▶ _Written exercise_
Give the number of lines that contain the string "thebythin", and nothing else.

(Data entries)
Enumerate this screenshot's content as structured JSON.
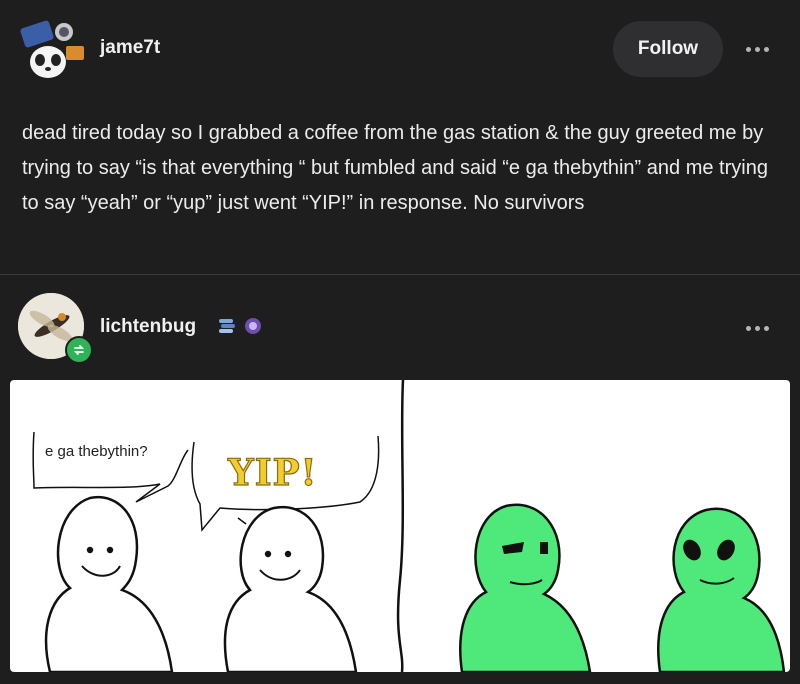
{
  "post": {
    "author": "jame7t",
    "follow_label": "Follow",
    "text": "dead tired today so I grabbed a coffee from the gas station & the guy greeted me by trying to say “is that everything “ but fumbled and said “e ga thebythin” and me trying to say “yeah” or “yup” just went “YIP!” in response. No survivors"
  },
  "reblog": {
    "author": "lichtenbug",
    "comic": {
      "speech_1": "e ga thebythin?",
      "speech_2": "YIP!"
    }
  },
  "colors": {
    "background": "#1e1e1f",
    "alien_green": "#4fe87a",
    "reblog_green": "#2fb357",
    "yip_yellow": "#f3cd2b"
  },
  "icons": [
    "more-options-icon",
    "reblog-icon",
    "badge-icons"
  ]
}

▶ _Task solution_
2